[Saved data entries]
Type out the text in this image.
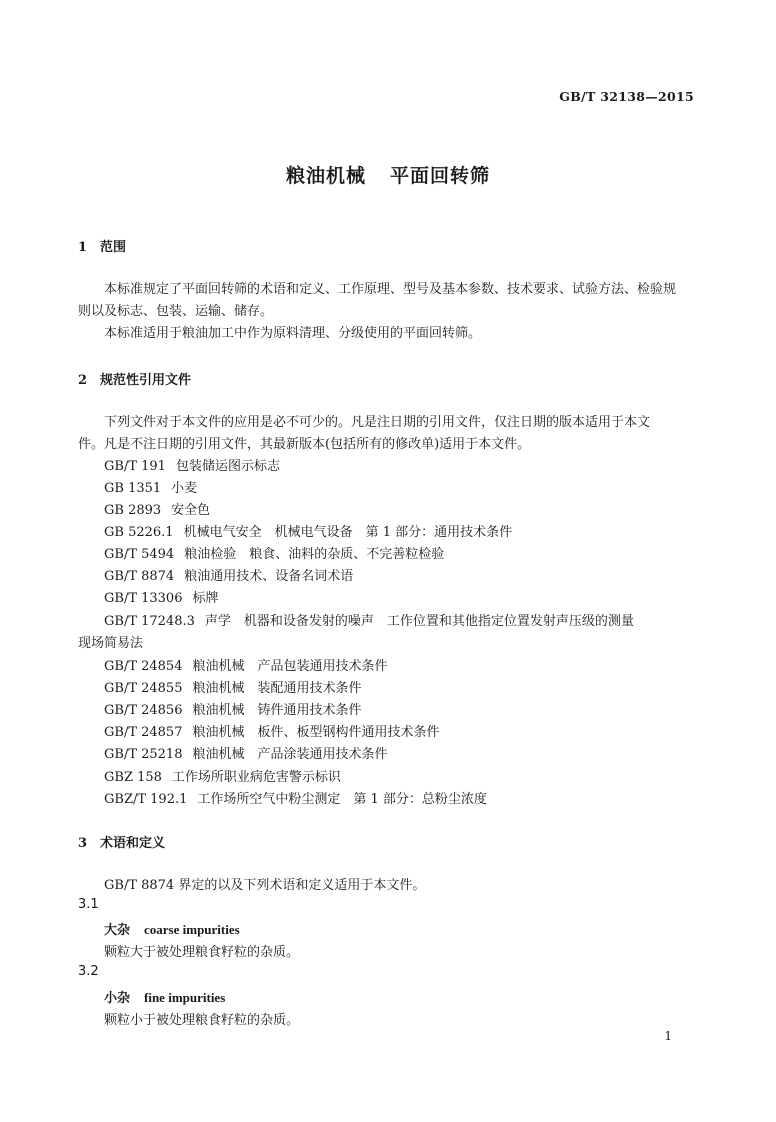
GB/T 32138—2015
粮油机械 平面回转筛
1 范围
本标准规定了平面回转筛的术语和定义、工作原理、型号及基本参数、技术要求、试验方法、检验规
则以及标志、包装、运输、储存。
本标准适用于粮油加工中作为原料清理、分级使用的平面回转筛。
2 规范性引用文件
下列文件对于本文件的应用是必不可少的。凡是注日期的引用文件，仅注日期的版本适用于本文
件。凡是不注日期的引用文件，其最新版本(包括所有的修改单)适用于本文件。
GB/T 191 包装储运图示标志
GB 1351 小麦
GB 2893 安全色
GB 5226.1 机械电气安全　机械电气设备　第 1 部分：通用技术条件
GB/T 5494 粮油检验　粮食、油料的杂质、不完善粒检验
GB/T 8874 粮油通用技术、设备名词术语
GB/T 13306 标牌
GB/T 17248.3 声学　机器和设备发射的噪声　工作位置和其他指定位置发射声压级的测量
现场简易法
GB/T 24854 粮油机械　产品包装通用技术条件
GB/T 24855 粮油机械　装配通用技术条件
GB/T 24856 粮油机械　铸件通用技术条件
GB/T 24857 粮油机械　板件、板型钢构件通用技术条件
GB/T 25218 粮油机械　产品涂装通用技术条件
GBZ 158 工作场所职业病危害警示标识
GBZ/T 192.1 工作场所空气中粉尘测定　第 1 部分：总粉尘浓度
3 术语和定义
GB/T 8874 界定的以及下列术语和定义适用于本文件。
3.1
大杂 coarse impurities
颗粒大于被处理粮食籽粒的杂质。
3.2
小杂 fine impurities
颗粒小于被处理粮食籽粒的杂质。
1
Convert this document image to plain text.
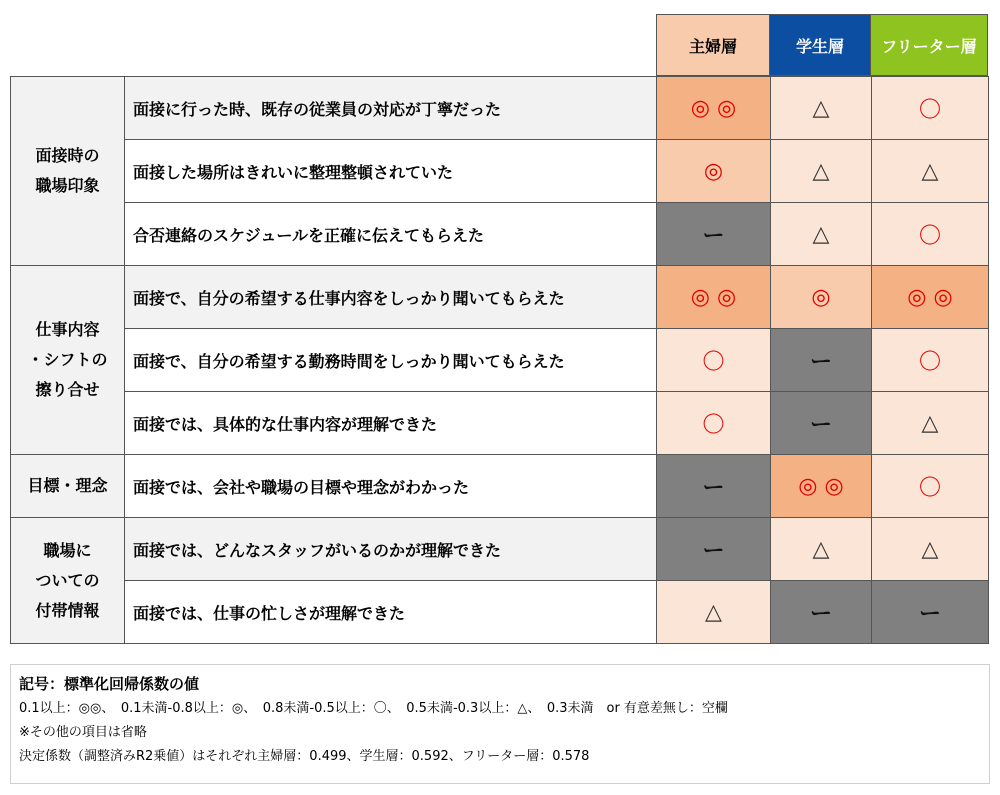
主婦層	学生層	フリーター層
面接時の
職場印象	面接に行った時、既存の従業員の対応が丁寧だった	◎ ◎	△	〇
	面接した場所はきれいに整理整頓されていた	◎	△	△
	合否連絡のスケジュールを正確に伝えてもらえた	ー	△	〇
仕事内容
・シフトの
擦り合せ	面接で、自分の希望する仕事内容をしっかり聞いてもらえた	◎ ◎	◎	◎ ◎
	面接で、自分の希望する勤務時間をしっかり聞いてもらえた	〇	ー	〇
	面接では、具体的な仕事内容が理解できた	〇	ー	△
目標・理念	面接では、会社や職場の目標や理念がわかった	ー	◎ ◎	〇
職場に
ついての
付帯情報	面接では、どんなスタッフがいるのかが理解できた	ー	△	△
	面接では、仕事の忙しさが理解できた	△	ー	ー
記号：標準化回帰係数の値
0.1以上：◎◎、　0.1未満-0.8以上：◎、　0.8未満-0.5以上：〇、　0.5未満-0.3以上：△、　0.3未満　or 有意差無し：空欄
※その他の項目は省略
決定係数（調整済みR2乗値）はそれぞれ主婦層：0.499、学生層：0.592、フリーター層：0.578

...

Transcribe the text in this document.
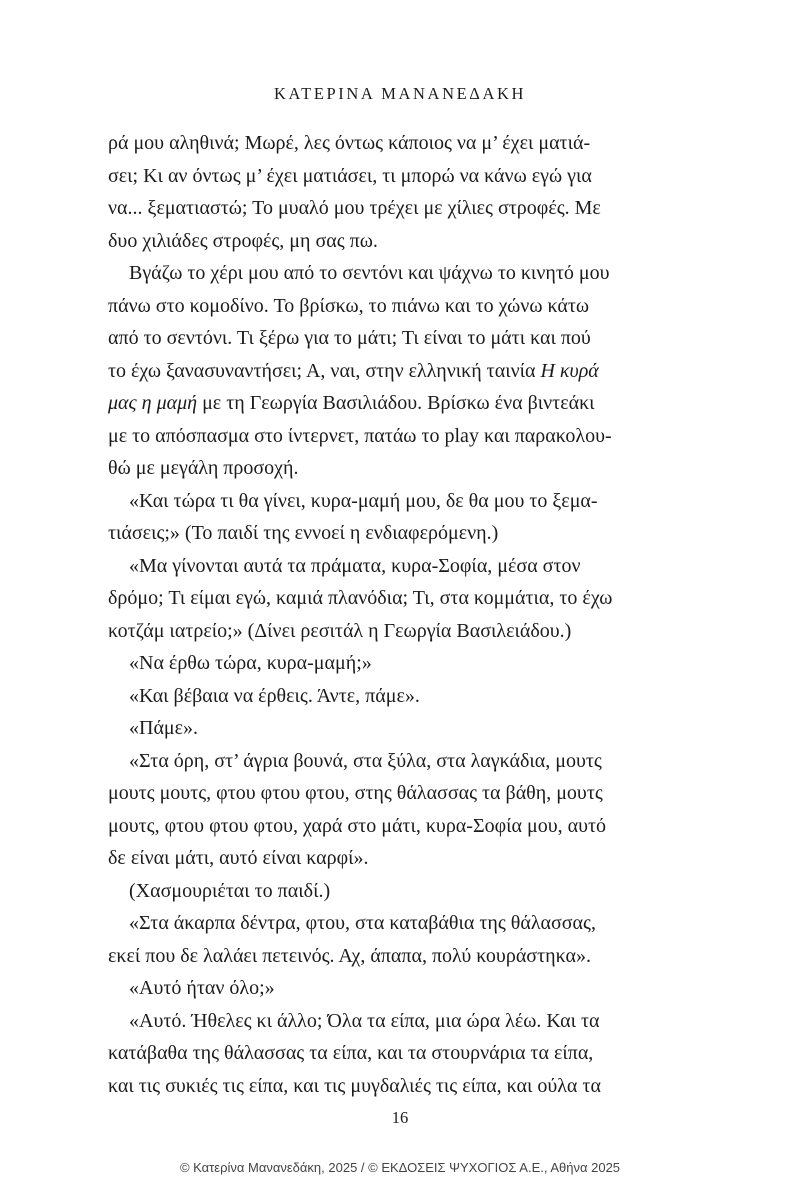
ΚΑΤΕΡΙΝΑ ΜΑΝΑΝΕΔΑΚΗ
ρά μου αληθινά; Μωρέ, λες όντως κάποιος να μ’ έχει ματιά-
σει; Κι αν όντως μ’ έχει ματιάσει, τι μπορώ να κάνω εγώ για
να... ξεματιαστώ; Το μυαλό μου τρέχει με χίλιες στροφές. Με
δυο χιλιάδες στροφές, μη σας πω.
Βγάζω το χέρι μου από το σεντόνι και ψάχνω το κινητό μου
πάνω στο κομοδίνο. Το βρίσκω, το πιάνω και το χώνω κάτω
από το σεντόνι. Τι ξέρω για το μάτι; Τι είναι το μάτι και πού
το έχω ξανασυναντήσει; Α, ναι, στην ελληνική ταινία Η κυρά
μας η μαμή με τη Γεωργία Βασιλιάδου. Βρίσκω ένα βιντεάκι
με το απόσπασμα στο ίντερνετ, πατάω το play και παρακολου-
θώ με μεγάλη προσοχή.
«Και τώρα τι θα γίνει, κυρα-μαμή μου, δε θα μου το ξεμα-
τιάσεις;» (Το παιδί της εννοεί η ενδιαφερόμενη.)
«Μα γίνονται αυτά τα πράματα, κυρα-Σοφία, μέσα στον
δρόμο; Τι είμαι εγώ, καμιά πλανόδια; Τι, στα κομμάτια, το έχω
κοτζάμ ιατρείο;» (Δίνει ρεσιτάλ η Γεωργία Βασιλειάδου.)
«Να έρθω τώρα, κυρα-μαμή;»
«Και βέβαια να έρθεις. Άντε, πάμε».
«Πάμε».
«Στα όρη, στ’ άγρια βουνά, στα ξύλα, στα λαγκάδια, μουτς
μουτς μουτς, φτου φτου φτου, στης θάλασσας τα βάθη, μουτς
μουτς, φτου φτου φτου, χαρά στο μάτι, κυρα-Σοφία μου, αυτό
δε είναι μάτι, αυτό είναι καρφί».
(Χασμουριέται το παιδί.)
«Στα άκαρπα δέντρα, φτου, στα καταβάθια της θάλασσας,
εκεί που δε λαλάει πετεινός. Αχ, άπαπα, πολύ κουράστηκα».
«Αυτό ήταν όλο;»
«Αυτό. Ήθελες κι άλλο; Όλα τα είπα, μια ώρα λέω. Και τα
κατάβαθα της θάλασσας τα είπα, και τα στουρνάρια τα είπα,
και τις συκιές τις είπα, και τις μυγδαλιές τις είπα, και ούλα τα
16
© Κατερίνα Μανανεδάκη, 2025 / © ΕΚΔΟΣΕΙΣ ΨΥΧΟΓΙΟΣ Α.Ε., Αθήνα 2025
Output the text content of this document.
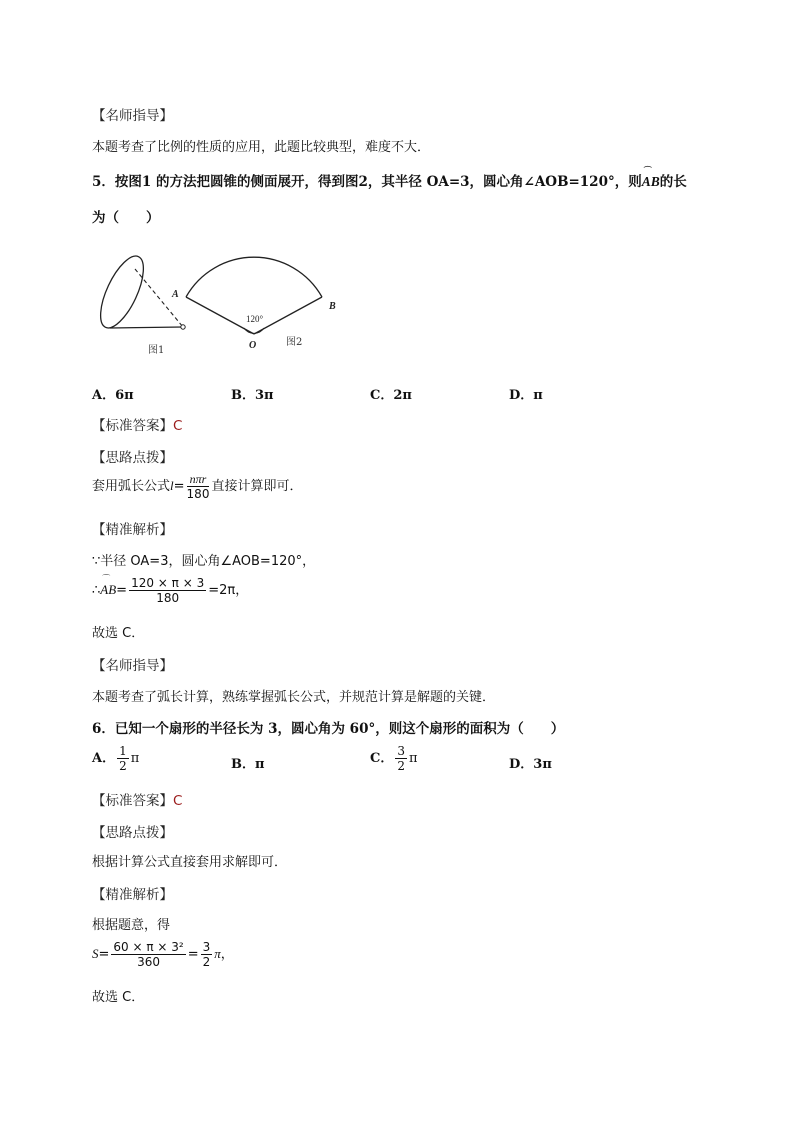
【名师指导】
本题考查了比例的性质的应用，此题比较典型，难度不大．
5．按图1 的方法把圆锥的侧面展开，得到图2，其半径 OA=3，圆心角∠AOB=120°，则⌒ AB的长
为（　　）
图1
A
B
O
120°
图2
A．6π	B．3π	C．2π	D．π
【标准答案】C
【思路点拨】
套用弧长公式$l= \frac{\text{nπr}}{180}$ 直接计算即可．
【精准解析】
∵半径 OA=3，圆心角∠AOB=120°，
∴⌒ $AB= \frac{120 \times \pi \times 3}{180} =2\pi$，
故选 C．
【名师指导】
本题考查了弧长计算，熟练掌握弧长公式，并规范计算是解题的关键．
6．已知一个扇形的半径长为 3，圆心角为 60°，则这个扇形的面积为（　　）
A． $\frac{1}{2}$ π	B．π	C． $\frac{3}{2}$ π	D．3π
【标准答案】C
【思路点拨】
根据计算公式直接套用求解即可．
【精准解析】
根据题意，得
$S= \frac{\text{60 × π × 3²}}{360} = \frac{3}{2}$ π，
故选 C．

==

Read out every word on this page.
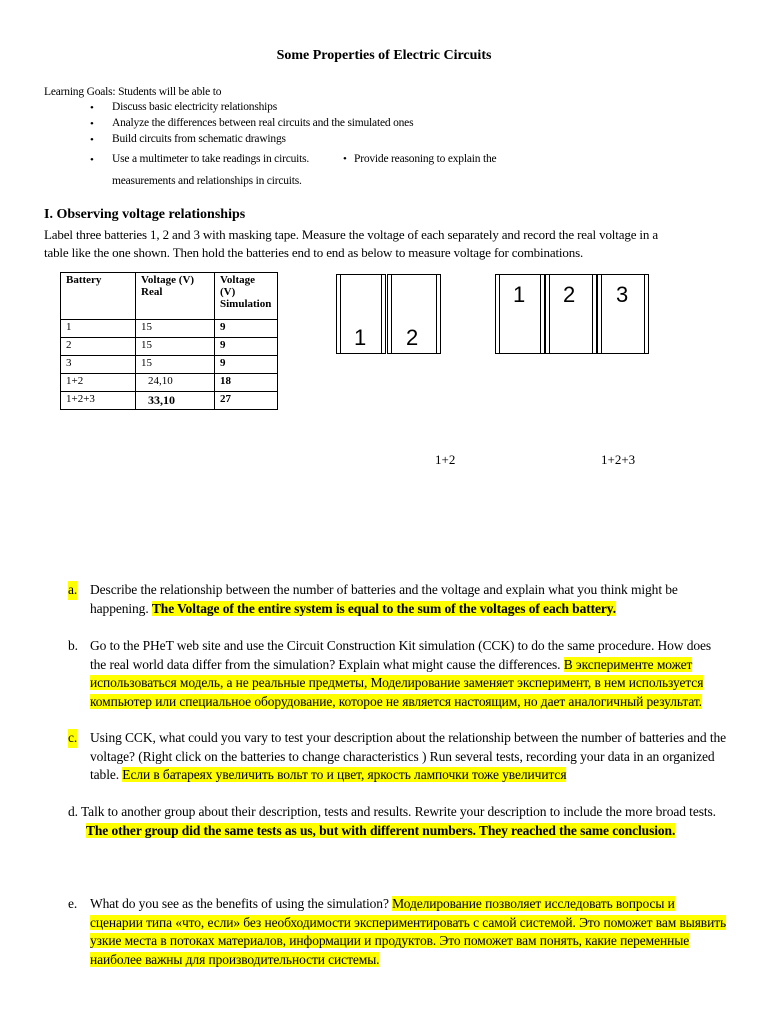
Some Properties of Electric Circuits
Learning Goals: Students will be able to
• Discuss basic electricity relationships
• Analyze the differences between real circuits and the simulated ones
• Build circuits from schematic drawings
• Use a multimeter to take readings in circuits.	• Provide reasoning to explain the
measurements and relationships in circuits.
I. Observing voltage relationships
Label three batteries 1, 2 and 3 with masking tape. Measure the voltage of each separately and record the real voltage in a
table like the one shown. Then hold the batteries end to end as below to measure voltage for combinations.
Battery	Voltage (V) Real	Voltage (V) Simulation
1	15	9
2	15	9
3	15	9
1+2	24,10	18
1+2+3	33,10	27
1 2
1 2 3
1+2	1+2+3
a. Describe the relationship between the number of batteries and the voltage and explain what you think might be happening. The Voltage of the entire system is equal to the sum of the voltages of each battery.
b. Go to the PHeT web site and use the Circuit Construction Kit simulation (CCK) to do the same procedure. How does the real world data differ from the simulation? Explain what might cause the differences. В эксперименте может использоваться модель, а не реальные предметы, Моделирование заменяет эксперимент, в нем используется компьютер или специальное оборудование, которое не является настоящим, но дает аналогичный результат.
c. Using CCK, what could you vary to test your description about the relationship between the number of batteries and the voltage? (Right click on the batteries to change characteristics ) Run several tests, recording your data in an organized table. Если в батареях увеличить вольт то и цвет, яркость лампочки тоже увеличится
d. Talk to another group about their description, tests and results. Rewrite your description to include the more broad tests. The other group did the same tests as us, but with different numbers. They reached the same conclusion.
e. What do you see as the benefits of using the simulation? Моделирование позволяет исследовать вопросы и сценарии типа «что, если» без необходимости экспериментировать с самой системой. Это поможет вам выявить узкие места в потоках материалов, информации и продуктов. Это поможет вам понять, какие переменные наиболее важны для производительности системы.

WRITTEN EXERCISE: Of the lines above, copy each that contains "粮油机械".

CORRECT RESULT:
粮油机械 平面回转筛
GB/T 24854 粮油机械　产品包装通用技术条件
GB/T 24855 粮油机械　装配通用技术条件
GB/T 24856 粮油机械　铸件通用技术条件
GB/T 24857 粮油机械　板件、板型钢构件通用技术条件
GB/T 25218 粮油机械　产品涂装通用技术条件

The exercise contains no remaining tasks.